_Short problem_. Your task is to copy the material exactly.
====== Task input ======
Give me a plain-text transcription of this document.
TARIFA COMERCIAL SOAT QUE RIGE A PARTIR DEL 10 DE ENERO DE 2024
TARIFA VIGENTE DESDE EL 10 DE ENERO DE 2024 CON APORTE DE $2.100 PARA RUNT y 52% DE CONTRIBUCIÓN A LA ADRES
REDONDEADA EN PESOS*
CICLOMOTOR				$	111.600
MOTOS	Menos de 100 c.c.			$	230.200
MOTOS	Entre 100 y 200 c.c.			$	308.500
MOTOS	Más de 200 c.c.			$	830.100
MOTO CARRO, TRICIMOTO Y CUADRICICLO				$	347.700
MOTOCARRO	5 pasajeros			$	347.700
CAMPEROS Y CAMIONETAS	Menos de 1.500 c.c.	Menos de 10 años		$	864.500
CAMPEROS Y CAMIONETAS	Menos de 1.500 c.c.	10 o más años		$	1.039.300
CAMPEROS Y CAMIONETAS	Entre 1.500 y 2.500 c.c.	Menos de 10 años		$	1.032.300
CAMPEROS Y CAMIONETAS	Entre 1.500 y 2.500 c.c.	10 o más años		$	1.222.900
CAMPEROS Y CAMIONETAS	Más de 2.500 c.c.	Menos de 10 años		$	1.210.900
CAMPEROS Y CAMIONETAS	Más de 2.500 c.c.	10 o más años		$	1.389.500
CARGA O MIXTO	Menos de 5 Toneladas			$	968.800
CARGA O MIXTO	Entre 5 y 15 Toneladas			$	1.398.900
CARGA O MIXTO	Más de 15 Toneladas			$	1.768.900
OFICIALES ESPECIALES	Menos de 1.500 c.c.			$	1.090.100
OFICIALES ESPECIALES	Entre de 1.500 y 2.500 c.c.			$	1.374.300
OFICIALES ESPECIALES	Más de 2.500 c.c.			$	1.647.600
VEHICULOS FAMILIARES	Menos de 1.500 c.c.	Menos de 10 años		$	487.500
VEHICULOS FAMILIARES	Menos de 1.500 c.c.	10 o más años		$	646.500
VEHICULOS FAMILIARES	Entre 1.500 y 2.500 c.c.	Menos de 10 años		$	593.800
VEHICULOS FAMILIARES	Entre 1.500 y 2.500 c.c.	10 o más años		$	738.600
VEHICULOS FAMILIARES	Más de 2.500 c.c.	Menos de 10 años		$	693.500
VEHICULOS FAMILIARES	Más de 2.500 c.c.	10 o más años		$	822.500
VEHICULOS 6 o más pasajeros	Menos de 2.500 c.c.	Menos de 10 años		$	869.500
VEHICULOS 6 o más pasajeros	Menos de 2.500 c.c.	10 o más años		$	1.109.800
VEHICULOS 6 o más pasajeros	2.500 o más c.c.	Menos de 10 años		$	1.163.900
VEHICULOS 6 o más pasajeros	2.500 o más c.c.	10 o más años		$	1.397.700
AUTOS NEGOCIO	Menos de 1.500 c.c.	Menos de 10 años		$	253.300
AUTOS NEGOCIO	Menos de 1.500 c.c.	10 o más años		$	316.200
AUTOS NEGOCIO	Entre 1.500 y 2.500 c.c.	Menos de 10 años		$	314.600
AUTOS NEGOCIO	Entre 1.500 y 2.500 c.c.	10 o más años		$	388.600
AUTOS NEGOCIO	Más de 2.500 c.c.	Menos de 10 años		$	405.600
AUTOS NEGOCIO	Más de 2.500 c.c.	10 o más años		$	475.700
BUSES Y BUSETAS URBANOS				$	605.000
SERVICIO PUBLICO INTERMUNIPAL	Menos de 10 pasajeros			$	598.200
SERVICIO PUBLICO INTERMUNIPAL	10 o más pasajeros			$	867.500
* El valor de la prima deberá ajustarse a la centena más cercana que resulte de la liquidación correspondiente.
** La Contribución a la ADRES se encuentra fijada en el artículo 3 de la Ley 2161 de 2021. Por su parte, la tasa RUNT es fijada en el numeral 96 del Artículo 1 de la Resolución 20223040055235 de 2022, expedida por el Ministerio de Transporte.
======
_Result of this task_.
Give me a plain-text transcription of this document.
TARIFA COMERCIAL SOAT QUE RIGE A PARTIR DEL 10 DE ENERO DE 2024
TARIFA VIGENTE DESDE EL 10 DE ENERO DE 2024 CON APORTE DE $2.100 PARA RUNT y 52% DE CONTRIBUCIÓN A LA ADRES
REDONDEADA EN PESOS*
CICLOMOTOR				$	111.600
MOTOS	Menos de 100 c.c.			$	230.200
MOTOS	Entre 100 y 200 c.c.			$	308.500
MOTOS	Más de 200 c.c.			$	830.100
MOTO CARRO, TRICIMOTO Y CUADRICICLO				$	347.700
MOTOCARRO	5 pasajeros			$	347.700
CAMPEROS Y CAMIONETAS	Menos de 1.500 c.c.	Menos de 10 años		$	864.500
CAMPEROS Y CAMIONETAS	Menos de 1.500 c.c.	10 o más años		$	1.039.300
CAMPEROS Y CAMIONETAS	Entre 1.500 y 2.500 c.c.	Menos de 10 años		$	1.032.300
CAMPEROS Y CAMIONETAS	Entre 1.500 y 2.500 c.c.	10 o más años		$	1.222.900
CAMPEROS Y CAMIONETAS	Más de 2.500 c.c.	Menos de 10 años		$	1.210.900
CAMPEROS Y CAMIONETAS	Más de 2.500 c.c.	10 o más años		$	1.389.500
CARGA O MIXTO	Menos de 5 Toneladas			$	968.800
CARGA O MIXTO	Entre 5 y 15 Toneladas			$	1.398.900
CARGA O MIXTO	Más de 15 Toneladas			$	1.768.900
OFICIALES ESPECIALES	Menos de 1.500 c.c.			$	1.090.100
OFICIALES ESPECIALES	Entre de 1.500 y 2.500 c.c.			$	1.374.300
OFICIALES ESPECIALES	Más de 2.500 c.c.			$	1.647.600
VEHICULOS FAMILIARES	Menos de 1.500 c.c.	Menos de 10 años		$	487.500
VEHICULOS FAMILIARES	Menos de 1.500 c.c.	10 o más años		$	646.500
VEHICULOS FAMILIARES	Entre 1.500 y 2.500 c.c.	Menos de 10 años		$	593.800
VEHICULOS FAMILIARES	Entre 1.500 y 2.500 c.c.	10 o más años		$	738.600
VEHICULOS FAMILIARES	Más de 2.500 c.c.	Menos de 10 años		$	693.500
VEHICULOS FAMILIARES	Más de 2.500 c.c.	10 o más años		$	822.500
VEHICULOS 6 o más pasajeros	Menos de 2.500 c.c.	Menos de 10 años		$	869.500
VEHICULOS 6 o más pasajeros	Menos de 2.500 c.c.	10 o más años		$	1.109.800
VEHICULOS 6 o más pasajeros	2.500 o más c.c.	Menos de 10 años		$	1.163.900
VEHICULOS 6 o más pasajeros	2.500 o más c.c.	10 o más años		$	1.397.700
AUTOS NEGOCIO	Menos de 1.500 c.c.	Menos de 10 años		$	253.300
AUTOS NEGOCIO	Menos de 1.500 c.c.	10 o más años		$	316.200
AUTOS NEGOCIO	Entre 1.500 y 2.500 c.c.	Menos de 10 años		$	314.600
AUTOS NEGOCIO	Entre 1.500 y 2.500 c.c.	10 o más años		$	388.600
AUTOS NEGOCIO	Más de 2.500 c.c.	Menos de 10 años		$	405.600
AUTOS NEGOCIO	Más de 2.500 c.c.	10 o más años		$	475.700
BUSES Y BUSETAS URBANOS				$	605.000
SERVICIO PUBLICO INTERMUNIPAL	Menos de 10 pasajeros			$	598.200
SERVICIO PUBLICO INTERMUNIPAL	10 o más pasajeros			$	867.500
* El valor de la prima deberá ajustarse a la centena más cercana que resulte de la liquidación correspondiente.
** La Contribución a la ADRES se encuentra fijada en el artículo 3 de la Ley 2161 de 2021. Por su parte, la tasa RUNT es fijada en el numeral 96 del Artículo 1 de la Resolución 20223040055235 de 2022, expedida por el Ministerio de Transporte.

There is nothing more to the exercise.